Short problem: Could you output each line of the data that follows exactly?

Material for the task:
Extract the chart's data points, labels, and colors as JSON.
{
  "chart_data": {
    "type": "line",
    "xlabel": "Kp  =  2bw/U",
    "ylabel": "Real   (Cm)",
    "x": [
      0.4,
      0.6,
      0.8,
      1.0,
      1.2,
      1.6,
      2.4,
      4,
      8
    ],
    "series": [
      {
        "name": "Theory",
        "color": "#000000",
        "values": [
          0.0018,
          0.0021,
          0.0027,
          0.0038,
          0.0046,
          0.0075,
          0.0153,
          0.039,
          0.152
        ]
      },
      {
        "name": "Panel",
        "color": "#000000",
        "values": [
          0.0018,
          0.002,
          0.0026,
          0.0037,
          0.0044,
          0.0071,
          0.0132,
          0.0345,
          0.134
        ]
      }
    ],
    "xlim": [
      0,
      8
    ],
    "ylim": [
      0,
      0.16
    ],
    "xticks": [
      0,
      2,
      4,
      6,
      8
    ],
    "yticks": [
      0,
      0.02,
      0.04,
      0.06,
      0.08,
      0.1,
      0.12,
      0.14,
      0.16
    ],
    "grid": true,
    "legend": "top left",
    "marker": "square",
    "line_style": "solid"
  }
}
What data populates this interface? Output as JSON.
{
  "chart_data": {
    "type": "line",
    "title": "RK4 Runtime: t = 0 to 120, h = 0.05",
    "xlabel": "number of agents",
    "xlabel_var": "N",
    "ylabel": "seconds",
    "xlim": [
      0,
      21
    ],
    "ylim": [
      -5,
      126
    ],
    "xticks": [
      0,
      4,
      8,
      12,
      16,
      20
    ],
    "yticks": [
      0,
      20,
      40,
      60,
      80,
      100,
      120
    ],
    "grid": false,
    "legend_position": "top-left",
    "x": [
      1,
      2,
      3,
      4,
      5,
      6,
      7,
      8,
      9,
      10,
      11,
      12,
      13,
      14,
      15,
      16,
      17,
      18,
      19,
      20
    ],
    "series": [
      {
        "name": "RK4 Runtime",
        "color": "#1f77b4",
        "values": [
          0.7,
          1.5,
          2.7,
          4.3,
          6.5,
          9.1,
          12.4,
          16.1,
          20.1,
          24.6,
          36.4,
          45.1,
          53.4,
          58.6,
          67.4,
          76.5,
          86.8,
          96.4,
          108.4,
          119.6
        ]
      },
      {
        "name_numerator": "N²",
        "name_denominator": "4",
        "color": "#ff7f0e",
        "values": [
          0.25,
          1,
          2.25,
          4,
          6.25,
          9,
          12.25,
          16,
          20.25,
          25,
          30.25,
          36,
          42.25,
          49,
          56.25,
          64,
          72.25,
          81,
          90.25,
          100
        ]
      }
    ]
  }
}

Response:
Extract the chart's data points, labels, and colors as JSON.
{
  "chart_data": {
    "type": "line",
    "xlabel": "Kp  =  2bw/U",
    "ylabel": "Real   (Cm)",
    "x": [
      0.4,
      0.6,
      0.8,
      1.0,
      1.2,
      1.6,
      2.4,
      4,
      8
    ],
    "series": [
      {
        "name": "Theory",
        "color": "#000000",
        "values": [
          0.0018,
          0.0021,
          0.0027,
          0.0038,
          0.0046,
          0.0075,
          0.0153,
          0.039,
          0.152
        ]
      },
      {
        "name": "Panel",
        "color": "#000000",
        "values": [
          0.0018,
          0.002,
          0.0026,
          0.0037,
          0.0044,
          0.0071,
          0.0132,
          0.0345,
          0.134
        ]
      }
    ],
    "xlim": [
      0,
      8
    ],
    "ylim": [
      0,
      0.16
    ],
    "xticks": [
      0,
      2,
      4,
      6,
      8
    ],
    "yticks": [
      0,
      0.02,
      0.04,
      0.06,
      0.08,
      0.1,
      0.12,
      0.14,
      0.16
    ],
    "grid": true,
    "legend": "top left",
    "marker": "square",
    "line_style": "solid"
  }
}
What data populates this interface? Output as JSON.
{
  "chart_data": {
    "type": "line",
    "title": "RK4 Runtime: t = 0 to 120, h = 0.05",
    "xlabel": "number of agents",
    "xlabel_var": "N",
    "ylabel": "seconds",
    "xlim": [
      0,
      21
    ],
    "ylim": [
      -5,
      126
    ],
    "xticks": [
      0,
      4,
      8,
      12,
      16,
      20
    ],
    "yticks": [
      0,
      20,
      40,
      60,
      80,
      100,
      120
    ],
    "grid": false,
    "legend_position": "top-left",
    "x": [
      1,
      2,
      3,
      4,
      5,
      6,
      7,
      8,
      9,
      10,
      11,
      12,
      13,
      14,
      15,
      16,
      17,
      18,
      19,
      20
    ],
    "series": [
      {
        "name": "RK4 Runtime",
        "color": "#1f77b4",
        "values": [
          0.7,
          1.5,
          2.7,
          4.3,
          6.5,
          9.1,
          12.4,
          16.1,
          20.1,
          24.6,
          36.4,
          45.1,
          53.4,
          58.6,
          67.4,
          76.5,
          86.8,
          96.4,
          108.4,
          119.6
        ]
      },
      {
        "name_numerator": "N²",
        "name_denominator": "4",
        "color": "#ff7f0e",
        "values": [
          0.25,
          1,
          2.25,
          4,
          6.25,
          9,
          12.25,
          16,
          20.25,
          25,
          30.25,
          36,
          42.25,
          49,
          56.25,
          64,
          72.25,
          81,
          90.25,
          100
        ]
      }
    ]
  }
}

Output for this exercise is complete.